**THE TASK**. Your task is to filter the data below down to the lines holding "JSON".

**RECORDED INFORMATION**.
--------------------
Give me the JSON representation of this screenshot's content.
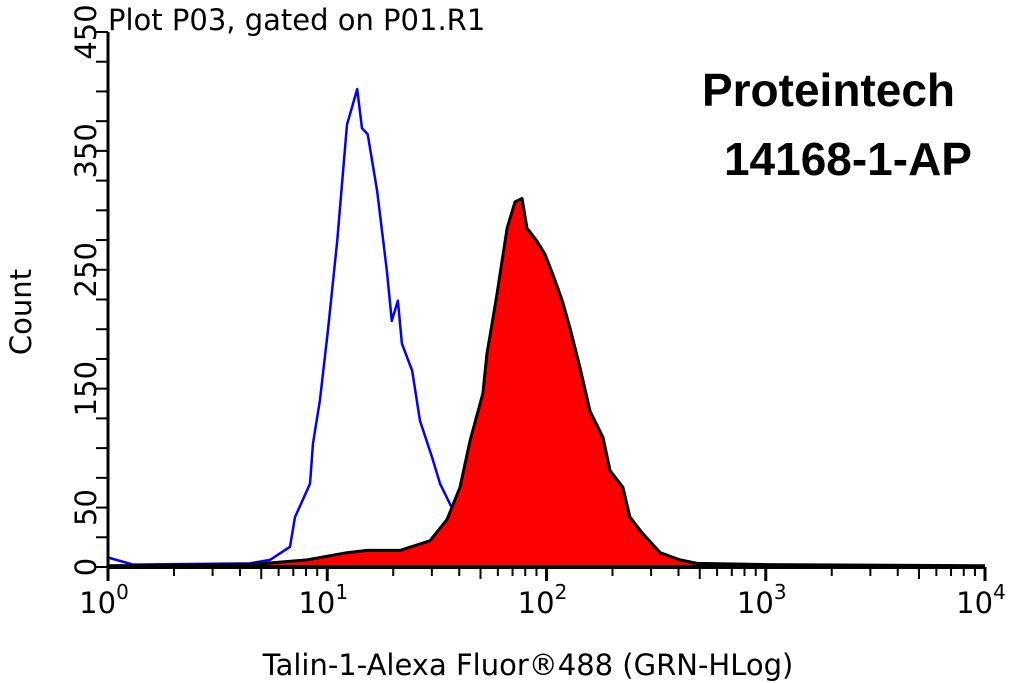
{
  "chart_data": {
    "type": "area",
    "title": "Plot P03, gated on P01.R1",
    "watermark": [
      "Proteintech",
      "14168-1-AP"
    ],
    "xlabel": "Talin-1-Alexa Fluor®488 (GRN-HLog)",
    "ylabel": "Count",
    "x_scale": "log",
    "xlim": [
      1,
      10000
    ],
    "ylim": [
      0,
      450
    ],
    "x_ticks": [
      {
        "base": "10",
        "exp": "0",
        "value": 1
      },
      {
        "base": "10",
        "exp": "1",
        "value": 10
      },
      {
        "base": "10",
        "exp": "2",
        "value": 100
      },
      {
        "base": "10",
        "exp": "3",
        "value": 1000
      },
      {
        "base": "10",
        "exp": "4",
        "value": 10000
      }
    ],
    "y_tick_labels": [
      "0",
      "50",
      "150",
      "250",
      "350",
      "450"
    ],
    "y_minor_step": 25,
    "grid": false,
    "series": [
      {
        "style": "outline",
        "color": "#0000ff",
        "points": [
          [
            1,
            8
          ],
          [
            1.3,
            2
          ],
          [
            4.44,
            3
          ],
          [
            5.48,
            6
          ],
          [
            6.76,
            17
          ],
          [
            7.13,
            42
          ],
          [
            8.34,
            70
          ],
          [
            8.61,
            104
          ],
          [
            9.26,
            140
          ],
          [
            10.1,
            201
          ],
          [
            11.1,
            274
          ],
          [
            12.3,
            372
          ],
          [
            13.7,
            402
          ],
          [
            14.4,
            369
          ],
          [
            15.3,
            364
          ],
          [
            16.9,
            316
          ],
          [
            18.7,
            249
          ],
          [
            19.7,
            207
          ],
          [
            21.0,
            224
          ],
          [
            21.9,
            188
          ],
          [
            24.4,
            165
          ],
          [
            26.5,
            123
          ],
          [
            30.1,
            92
          ],
          [
            32.7,
            70
          ],
          [
            37.4,
            48
          ],
          [
            48.2,
            23
          ],
          [
            59.4,
            12
          ],
          [
            73.3,
            4
          ],
          [
            100,
            2
          ],
          [
            1000,
            1
          ],
          [
            10000,
            1
          ]
        ]
      },
      {
        "style": "filled",
        "color": "#ff0000",
        "outline": "#000000",
        "points": [
          [
            1,
            1
          ],
          [
            4.44,
            2
          ],
          [
            8.09,
            6
          ],
          [
            12.3,
            12
          ],
          [
            15.2,
            14
          ],
          [
            21.5,
            14
          ],
          [
            29.4,
            22
          ],
          [
            35.2,
            40
          ],
          [
            40.3,
            67
          ],
          [
            44.8,
            106
          ],
          [
            51.3,
            146
          ],
          [
            53.5,
            179
          ],
          [
            59.4,
            229
          ],
          [
            66.1,
            285
          ],
          [
            71.8,
            307
          ],
          [
            77.3,
            310
          ],
          [
            81.5,
            285
          ],
          [
            90.5,
            274
          ],
          [
            98.4,
            263
          ],
          [
            107,
            246
          ],
          [
            118,
            224
          ],
          [
            128,
            201
          ],
          [
            142,
            168
          ],
          [
            158,
            131
          ],
          [
            181,
            109
          ],
          [
            195,
            81
          ],
          [
            223,
            67
          ],
          [
            240,
            42
          ],
          [
            275,
            28
          ],
          [
            330,
            12
          ],
          [
            406,
            6
          ],
          [
            486,
            3
          ],
          [
            1000,
            2
          ],
          [
            10000,
            1
          ]
        ]
      }
    ]
  }
}
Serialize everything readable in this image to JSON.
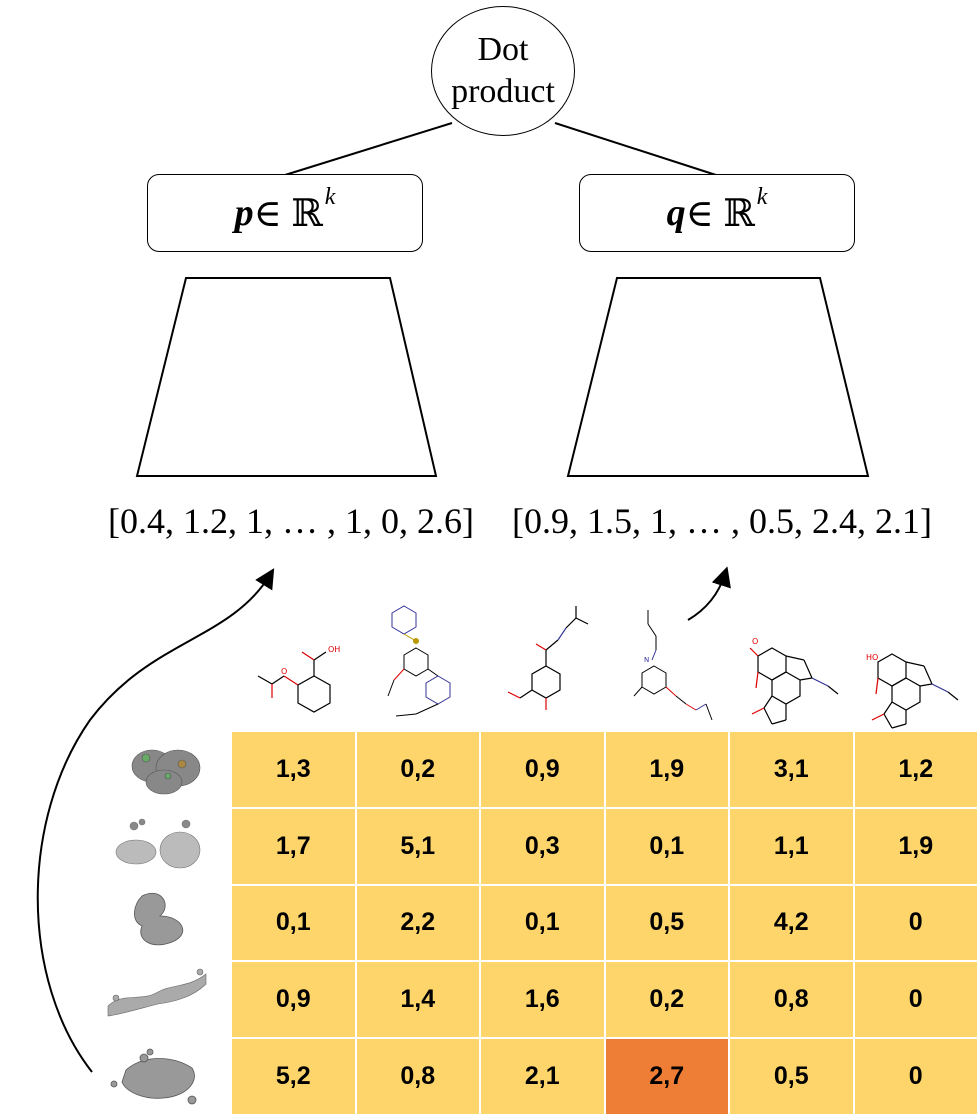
{
  "root_node": {
    "line1": "Dot",
    "line2": "product"
  },
  "left_tower": {
    "symbol": "p",
    "relation": " ∈ ℝ",
    "exponent": "k",
    "embedding": "[0.4, 1.2, 1, … , 1, 0, 2.6]"
  },
  "right_tower": {
    "symbol": "q",
    "relation": " ∈ ℝ",
    "exponent": "k",
    "embedding": "[0.9, 1.5, 1, … , 0.5, 2.4, 2.1]"
  },
  "matrix": {
    "rows": [
      [
        "1,3",
        "0,2",
        "0,9",
        "1,9",
        "3,1",
        "1,2"
      ],
      [
        "1,7",
        "5,1",
        "0,3",
        "0,1",
        "1,1",
        "1,9"
      ],
      [
        "0,1",
        "2,2",
        "0,1",
        "0,5",
        "4,2",
        "0"
      ],
      [
        "0,9",
        "1,4",
        "1,6",
        "0,2",
        "0,8",
        "0"
      ],
      [
        "5,2",
        "0,8",
        "2,1",
        "2,7",
        "0,5",
        "0"
      ]
    ],
    "highlight_row": 4,
    "highlight_col": 3,
    "cell_color": "#fdd56a",
    "highlight_color": "#ee7e35"
  },
  "molecule_labels": {
    "m1": "OH",
    "m1b": "O",
    "m4": "N",
    "m5": "O",
    "m6": "HO"
  },
  "icons": {
    "columns": [
      "aspirin-molecule-icon",
      "sulfonamide-drug-molecule-icon",
      "salbutamol-molecule-icon",
      "amide-drug-molecule-icon",
      "codeine-molecule-icon",
      "morphine-molecule-icon"
    ],
    "rows": [
      "protein-complex-icon",
      "protein-dimer-icon",
      "protein-fold-icon",
      "protein-elongated-icon",
      "protein-beta-sheet-icon"
    ]
  }
}
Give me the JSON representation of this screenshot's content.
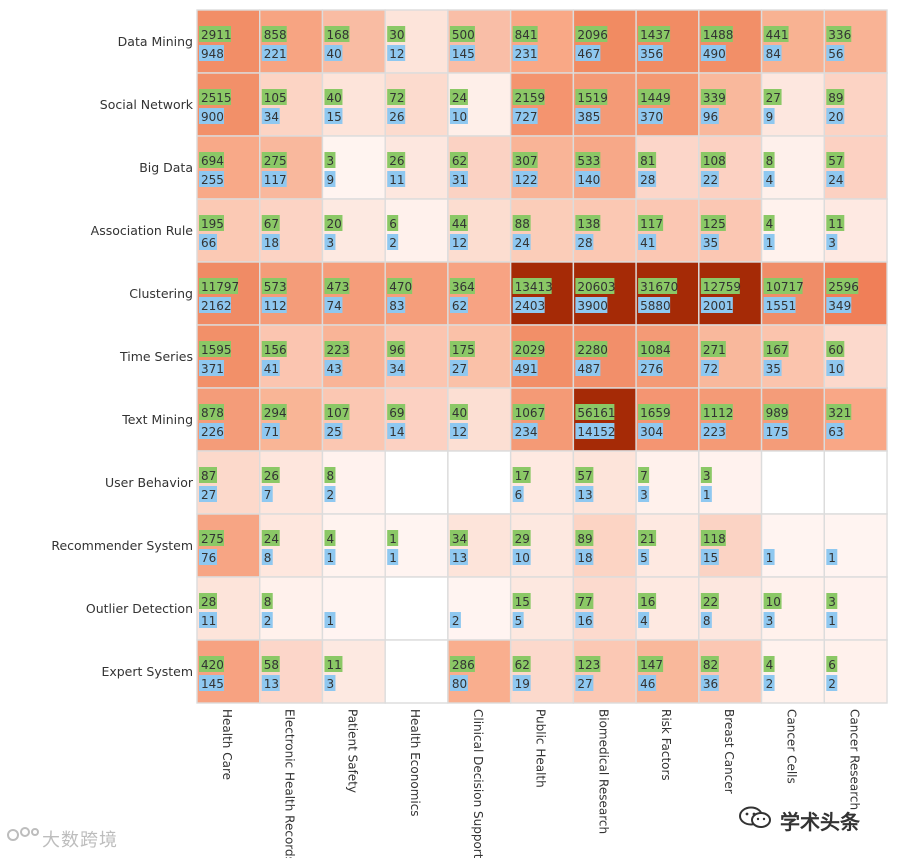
{
  "chart_data": {
    "type": "heatmap",
    "title": "",
    "rows": [
      "Data Mining",
      "Social Network",
      "Big Data",
      "Association Rule",
      "Clustering",
      "Time Series",
      "Text Mining",
      "User Behavior",
      "Recommender System",
      "Outlier Detection",
      "Expert System"
    ],
    "columns": [
      "Health Care",
      "Electronic Health Records",
      "Patient Safety",
      "Health Economics",
      "Clinical Decision Support",
      "Public Health",
      "Biomedical Research",
      "Risk Factors",
      "Breast Cancer",
      "Cancer Cells",
      "Cancer Research"
    ],
    "series": [
      {
        "name": "green",
        "color": "#8bc866",
        "values": [
          [
            2911,
            858,
            168,
            30,
            500,
            841,
            2096,
            1437,
            1488,
            441,
            336
          ],
          [
            2515,
            105,
            40,
            72,
            24,
            2159,
            1519,
            1449,
            339,
            27,
            89
          ],
          [
            694,
            275,
            3,
            26,
            62,
            307,
            533,
            81,
            108,
            8,
            57
          ],
          [
            195,
            67,
            20,
            6,
            44,
            88,
            138,
            117,
            125,
            4,
            11
          ],
          [
            11797,
            573,
            473,
            470,
            364,
            13413,
            20603,
            31670,
            12759,
            10717,
            2596
          ],
          [
            1595,
            156,
            223,
            96,
            175,
            2029,
            2280,
            1084,
            271,
            167,
            60
          ],
          [
            878,
            294,
            107,
            69,
            40,
            1067,
            56161,
            1659,
            1112,
            989,
            321
          ],
          [
            87,
            26,
            8,
            null,
            null,
            17,
            57,
            7,
            3,
            null,
            null
          ],
          [
            275,
            24,
            4,
            1,
            34,
            29,
            89,
            21,
            118,
            null,
            null
          ],
          [
            28,
            8,
            null,
            null,
            null,
            15,
            77,
            16,
            22,
            10,
            3
          ],
          [
            420,
            58,
            11,
            null,
            286,
            62,
            123,
            147,
            82,
            4,
            6
          ]
        ]
      },
      {
        "name": "blue",
        "color": "#8fc8f0",
        "values": [
          [
            948,
            221,
            40,
            12,
            145,
            231,
            467,
            356,
            490,
            84,
            56
          ],
          [
            900,
            34,
            15,
            26,
            10,
            727,
            385,
            370,
            96,
            9,
            20
          ],
          [
            255,
            117,
            9,
            11,
            31,
            122,
            140,
            28,
            22,
            4,
            24
          ],
          [
            66,
            18,
            3,
            2,
            12,
            24,
            28,
            41,
            35,
            1,
            3
          ],
          [
            2162,
            112,
            74,
            83,
            62,
            2403,
            3900,
            5880,
            2001,
            1551,
            349
          ],
          [
            371,
            41,
            43,
            34,
            27,
            491,
            487,
            276,
            72,
            35,
            10
          ],
          [
            226,
            71,
            25,
            14,
            12,
            234,
            14152,
            304,
            223,
            175,
            63
          ],
          [
            27,
            7,
            2,
            null,
            null,
            6,
            13,
            3,
            1,
            null,
            null
          ],
          [
            76,
            8,
            1,
            1,
            13,
            10,
            18,
            5,
            15,
            1,
            1
          ],
          [
            11,
            2,
            1,
            null,
            2,
            5,
            16,
            4,
            8,
            3,
            1
          ],
          [
            145,
            13,
            3,
            null,
            80,
            19,
            27,
            46,
            36,
            2,
            2
          ]
        ]
      }
    ],
    "cell_colors": [
      [
        "#f28e67",
        "#f7a482",
        "#f9bca3",
        "#fde4da",
        "#f9bea7",
        "#f9a886",
        "#f18b62",
        "#f18c64",
        "#f28f68",
        "#f8b292",
        "#f9b395"
      ],
      [
        "#f29069",
        "#fcd4c4",
        "#fde4da",
        "#fcdbce",
        "#feefe9",
        "#f4946f",
        "#f49a76",
        "#f49872",
        "#f9b89c",
        "#fde7df",
        "#fcd3c4"
      ],
      [
        "#f8a988",
        "#f9b89d",
        "#fff4f0",
        "#fde7df",
        "#fbd2c3",
        "#f9b497",
        "#f7a888",
        "#fcd6c9",
        "#fcd1c2",
        "#fef0eb",
        "#fcd1c2"
      ],
      [
        "#fbc9b4",
        "#fcd3c4",
        "#fde9e1",
        "#fff1ec",
        "#fcddd0",
        "#fbcdb9",
        "#fbc8b3",
        "#fbc7b3",
        "#fbc7b3",
        "#fff2ed",
        "#fee9e2"
      ],
      [
        "#f08b65",
        "#f49c79",
        "#f59d7a",
        "#f59e7b",
        "#f7a383",
        "#a52a06",
        "#a52a06",
        "#a52a06",
        "#a52a06",
        "#f08d68",
        "#f07f58"
      ],
      [
        "#f29069",
        "#fbc5b0",
        "#f9b497",
        "#fbc5b0",
        "#fac1a8",
        "#f28f68",
        "#f28f6a",
        "#f49a76",
        "#f9b89c",
        "#fbc4ad",
        "#fcd9cc"
      ],
      [
        "#f49c79",
        "#f9b596",
        "#fbc7b2",
        "#fcd1c2",
        "#fcdfd3",
        "#f49a76",
        "#a52a06",
        "#f49572",
        "#f49a76",
        "#f49c79",
        "#f9a786"
      ],
      [
        "#fcd9cb",
        "#fee6dd",
        "#fff2ee",
        "#ffffff",
        "#ffffff",
        "#fee9e1",
        "#fde4da",
        "#fff1ec",
        "#fff2ee",
        "#ffffff",
        "#ffffff"
      ],
      [
        "#f7a584",
        "#fee7de",
        "#fff3ef",
        "#fff4f1",
        "#fde4da",
        "#fde8e0",
        "#fcd4c4",
        "#fee9e1",
        "#fbd3c4",
        "#fff4f1",
        "#fff4f1"
      ],
      [
        "#fde4da",
        "#fff1ec",
        "#fff4f1",
        "#ffffff",
        "#fff4f1",
        "#fde8e0",
        "#fcdace",
        "#fee9e1",
        "#fde7df",
        "#fff1ec",
        "#fff2ee"
      ],
      [
        "#f7a281",
        "#fcd6c9",
        "#fde9e1",
        "#ffffff",
        "#f9ae8e",
        "#fcd9cc",
        "#fbc8b4",
        "#f9b89b",
        "#fbc7b3",
        "#fff2ed",
        "#fff1ec"
      ]
    ]
  },
  "watermark": {
    "left_text": "大数跨境",
    "right_text": "学术头条"
  }
}
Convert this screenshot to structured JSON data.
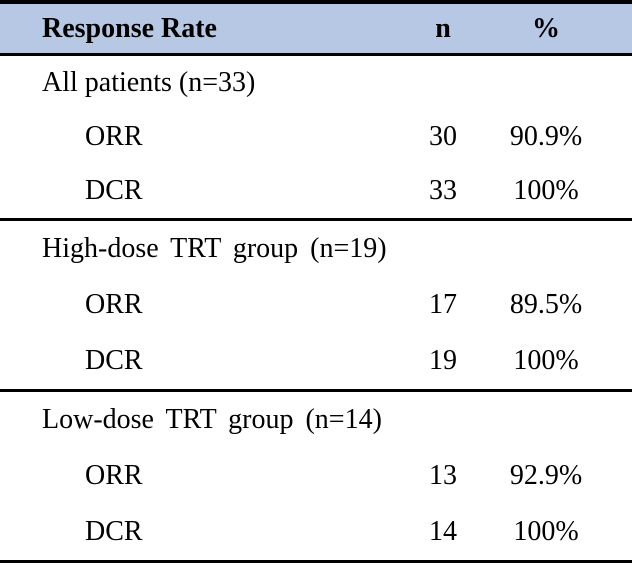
{
  "colors": {
    "header_bg": "#b6c8e4",
    "border_color": "#000000",
    "text_color": "#000000"
  },
  "table": {
    "header": {
      "col1": "Response Rate",
      "col2": "n",
      "col3": "%"
    },
    "sections": [
      {
        "label": "All patients (n=33)",
        "rows": [
          {
            "label": "ORR",
            "n": "30",
            "pct": "90.9%"
          },
          {
            "label": "DCR",
            "n": "33",
            "pct": "100%"
          }
        ]
      },
      {
        "label": "High-dose TRT group (n=19)",
        "rows": [
          {
            "label": "ORR",
            "n": "17",
            "pct": "89.5%"
          },
          {
            "label": "DCR",
            "n": "19",
            "pct": "100%"
          }
        ]
      },
      {
        "label": "Low-dose TRT group (n=14)",
        "rows": [
          {
            "label": "ORR",
            "n": "13",
            "pct": "92.9%"
          },
          {
            "label": "DCR",
            "n": "14",
            "pct": "100%"
          }
        ]
      }
    ]
  }
}
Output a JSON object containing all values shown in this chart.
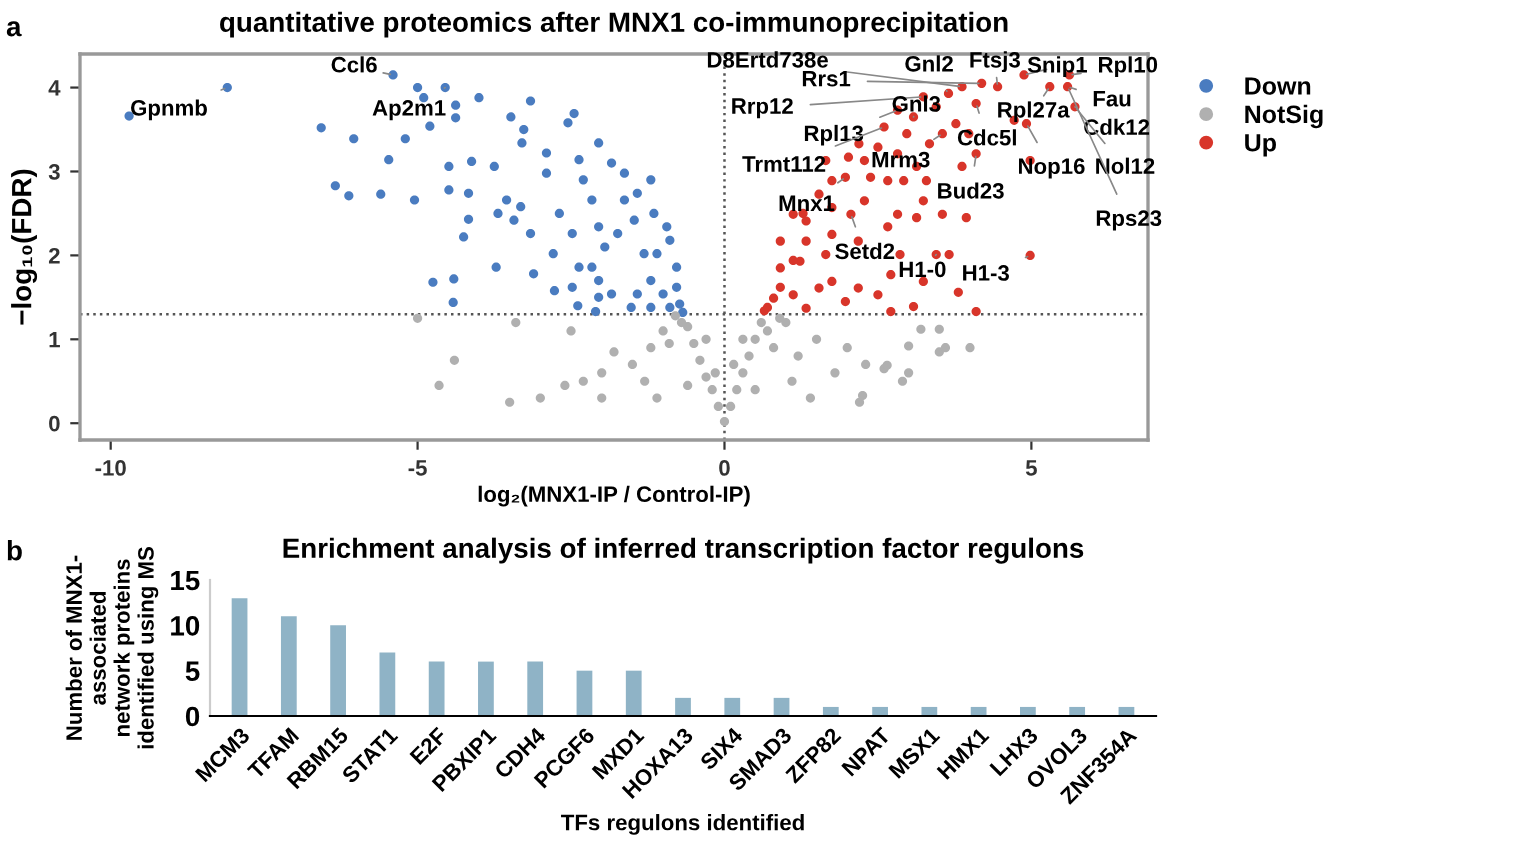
--------------------
**COMPLETED TASK**.
Give me the JSON representation of this screenshot's content.
Serialize everything readable in this image to JSON.
Give me the JSON representation of this screenshot's content.
Convert this screenshot to structured JSON data.
Output a JSON object containing all values shown in this chart.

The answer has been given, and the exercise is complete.